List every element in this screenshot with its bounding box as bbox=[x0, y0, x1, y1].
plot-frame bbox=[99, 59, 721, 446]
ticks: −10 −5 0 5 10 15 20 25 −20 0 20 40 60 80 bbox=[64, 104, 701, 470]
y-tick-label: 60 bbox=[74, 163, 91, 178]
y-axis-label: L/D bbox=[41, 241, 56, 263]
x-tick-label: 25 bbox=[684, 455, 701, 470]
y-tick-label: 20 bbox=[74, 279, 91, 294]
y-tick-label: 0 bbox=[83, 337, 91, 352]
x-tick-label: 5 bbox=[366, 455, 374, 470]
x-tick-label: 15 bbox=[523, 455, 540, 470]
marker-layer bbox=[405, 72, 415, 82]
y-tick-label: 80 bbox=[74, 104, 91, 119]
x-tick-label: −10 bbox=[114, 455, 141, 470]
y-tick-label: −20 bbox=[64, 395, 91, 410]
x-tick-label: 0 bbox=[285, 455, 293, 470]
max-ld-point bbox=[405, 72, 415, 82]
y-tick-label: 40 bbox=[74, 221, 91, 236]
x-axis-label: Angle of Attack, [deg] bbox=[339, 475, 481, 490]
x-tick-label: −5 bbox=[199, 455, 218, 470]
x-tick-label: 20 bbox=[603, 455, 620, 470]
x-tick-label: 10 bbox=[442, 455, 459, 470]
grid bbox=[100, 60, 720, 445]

■ SHORT PROBLEM ■
Rewrite the records with every "x-tick-label" changed to "x-axis-tick", leaving everything else unchanged.

■ OUTPUT ■
List every element in this screenshot with its bounding box as bbox=[x0, y0, x1, y1].
plot-frame bbox=[99, 59, 721, 446]
ticks: −10 −5 0 5 10 15 20 25 −20 0 20 40 60 80 bbox=[64, 104, 701, 470]
y-tick-label: 60 bbox=[74, 163, 91, 178]
y-axis-label: L/D bbox=[41, 241, 56, 263]
x-axis-tick: 25 bbox=[684, 455, 701, 470]
y-tick-label: 20 bbox=[74, 279, 91, 294]
y-tick-label: 0 bbox=[83, 337, 91, 352]
x-axis-tick: 5 bbox=[366, 455, 374, 470]
x-axis-tick: 15 bbox=[523, 455, 540, 470]
marker-layer bbox=[405, 72, 415, 82]
y-tick-label: 80 bbox=[74, 104, 91, 119]
x-axis-tick: −10 bbox=[114, 455, 141, 470]
y-tick-label: −20 bbox=[64, 395, 91, 410]
x-axis-tick: 0 bbox=[285, 455, 293, 470]
max-ld-point bbox=[405, 72, 415, 82]
y-tick-label: 40 bbox=[74, 221, 91, 236]
x-axis-label: Angle of Attack, [deg] bbox=[339, 475, 481, 490]
x-axis-tick: −5 bbox=[199, 455, 218, 470]
x-axis-tick: 20 bbox=[603, 455, 620, 470]
x-axis-tick: 10 bbox=[442, 455, 459, 470]
grid bbox=[100, 60, 720, 445]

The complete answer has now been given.